> WHAT IS ASKED
Repeat the listing in full. Nothing may be added or left out.

> DATA EXCERPTS
+ + + + +
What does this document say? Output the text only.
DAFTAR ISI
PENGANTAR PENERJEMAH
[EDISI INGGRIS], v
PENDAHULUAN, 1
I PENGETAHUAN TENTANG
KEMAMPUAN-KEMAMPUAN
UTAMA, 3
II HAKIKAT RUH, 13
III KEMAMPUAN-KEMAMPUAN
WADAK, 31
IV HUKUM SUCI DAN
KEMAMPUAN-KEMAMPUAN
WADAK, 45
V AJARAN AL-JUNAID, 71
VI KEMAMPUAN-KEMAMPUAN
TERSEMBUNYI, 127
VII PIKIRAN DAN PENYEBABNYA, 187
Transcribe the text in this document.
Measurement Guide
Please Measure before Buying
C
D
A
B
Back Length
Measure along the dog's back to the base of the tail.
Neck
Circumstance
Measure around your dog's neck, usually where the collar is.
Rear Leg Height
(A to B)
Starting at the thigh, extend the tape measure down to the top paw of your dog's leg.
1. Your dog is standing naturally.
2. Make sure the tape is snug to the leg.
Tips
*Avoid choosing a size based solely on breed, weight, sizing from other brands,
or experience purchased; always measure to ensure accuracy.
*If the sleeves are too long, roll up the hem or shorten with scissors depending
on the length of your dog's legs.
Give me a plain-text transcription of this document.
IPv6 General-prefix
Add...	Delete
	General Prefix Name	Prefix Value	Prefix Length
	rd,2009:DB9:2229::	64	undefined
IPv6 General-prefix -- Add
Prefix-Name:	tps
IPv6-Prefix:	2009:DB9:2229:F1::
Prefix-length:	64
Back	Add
+ + + + +
> WORKED ANSWER
What does this document say? Output the text only.
DAFTAR ISI
PENGANTAR PENERJEMAH
[EDISI INGGRIS], v
PENDAHULUAN, 1
I PENGETAHUAN TENTANG
KEMAMPUAN-KEMAMPUAN
UTAMA, 3
II HAKIKAT RUH, 13
III KEMAMPUAN-KEMAMPUAN
WADAK, 31
IV HUKUM SUCI DAN
KEMAMPUAN-KEMAMPUAN
WADAK, 45
V AJARAN AL-JUNAID, 71
VI KEMAMPUAN-KEMAMPUAN
TERSEMBUNYI, 127
VII PIKIRAN DAN PENYEBABNYA, 187
Transcribe the text in this document.
Measurement Guide
Please Measure before Buying
C
D
A
B
Back Length
Measure along the dog's back to the base of the tail.
Neck
Circumstance
Measure around your dog's neck, usually where the collar is.
Rear Leg Height
(A to B)
Starting at the thigh, extend the tape measure down to the top paw of your dog's leg.
1. Your dog is standing naturally.
2. Make sure the tape is snug to the leg.
Tips
*Avoid choosing a size based solely on breed, weight, sizing from other brands,
or experience purchased; always measure to ensure accuracy.
*If the sleeves are too long, roll up the hem or shorten with scissors depending
on the length of your dog's legs.
Give me a plain-text transcription of this document.
IPv6 General-prefix
Add...	Delete
	General Prefix Name	Prefix Value	Prefix Length
	rd,2009:DB9:2229::	64	undefined
IPv6 General-prefix -- Add
Prefix-Name:	tps
IPv6-Prefix:	2009:DB9:2229:F1::
Prefix-length:	64
Back	Add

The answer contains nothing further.